### Instructions for the task
Pull each line containing "standard" out of the data and copy it.
[Input for this task start]
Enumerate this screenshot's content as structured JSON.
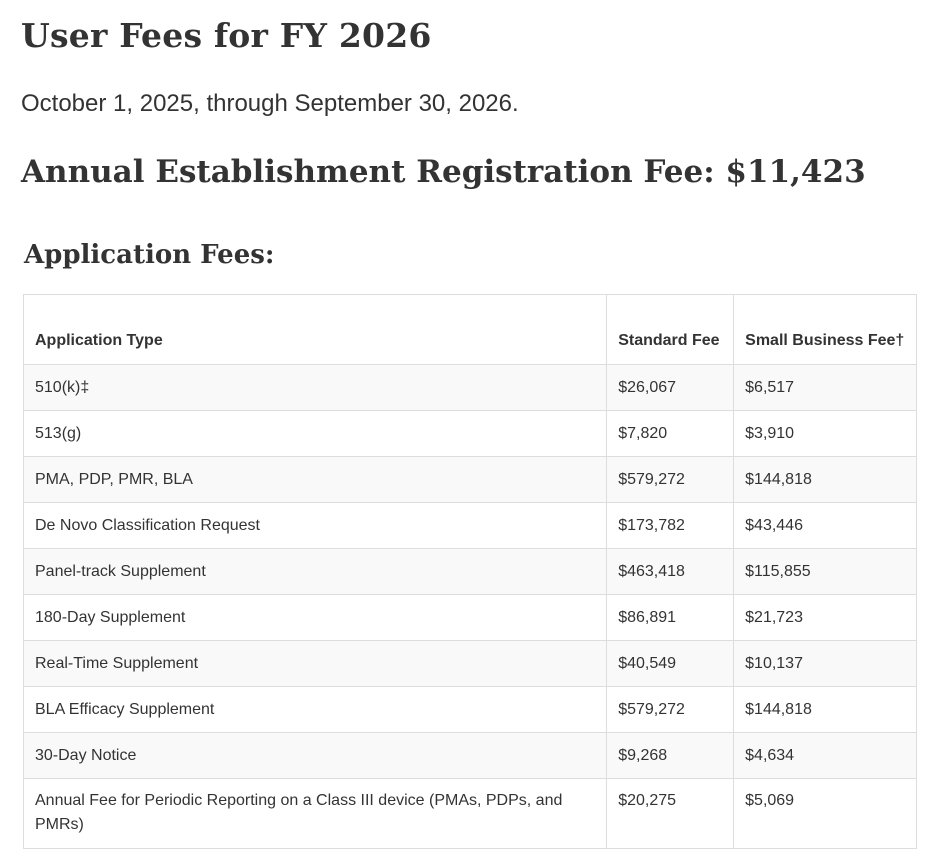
{
  "page": {
    "title": "User Fees for FY 2026",
    "date_range": "October 1, 2025, through September 30, 2026.",
    "registration_fee": "Annual Establishment Registration Fee: $11,423",
    "application_heading": "Application Fees:"
  },
  "table": {
    "headers": {
      "type": "Application Type",
      "standard": "Standard Fee",
      "small_business": "Small Business Fee†"
    },
    "rows": [
      {
        "type": "510(k)‡",
        "standard": "$26,067",
        "small": "$6,517"
      },
      {
        "type": "513(g)",
        "standard": "$7,820",
        "small": "$3,910"
      },
      {
        "type": "PMA, PDP, PMR, BLA",
        "standard": "$579,272",
        "small": "$144,818"
      },
      {
        "type": "De Novo Classification Request",
        "standard": "$173,782",
        "small": "$43,446"
      },
      {
        "type": "Panel-track Supplement",
        "standard": "$463,418",
        "small": "$115,855"
      },
      {
        "type": "180-Day Supplement",
        "standard": "$86,891",
        "small": "$21,723"
      },
      {
        "type": "Real-Time Supplement",
        "standard": "$40,549",
        "small": "$10,137"
      },
      {
        "type": "BLA Efficacy Supplement",
        "standard": "$579,272",
        "small": "$144,818"
      },
      {
        "type": "30-Day Notice",
        "standard": "$9,268",
        "small": "$4,634"
      },
      {
        "type": "Annual Fee for Periodic Reporting on a Class III device (PMAs, PDPs, and PMRs)",
        "standard": "$20,275",
        "small": "$5,069"
      }
    ]
  }
}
[Input for this task end]
### Reply
      "standard": "Standard Fee",
        "standard": "$26,067",
        "standard": "$7,820",
        "standard": "$579,272",
        "standard": "$173,782",
        "standard": "$463,418",
        "standard": "$86,891",
        "standard": "$40,549",
        "standard": "$579,272",
        "standard": "$9,268",
        "standard": "$20,275",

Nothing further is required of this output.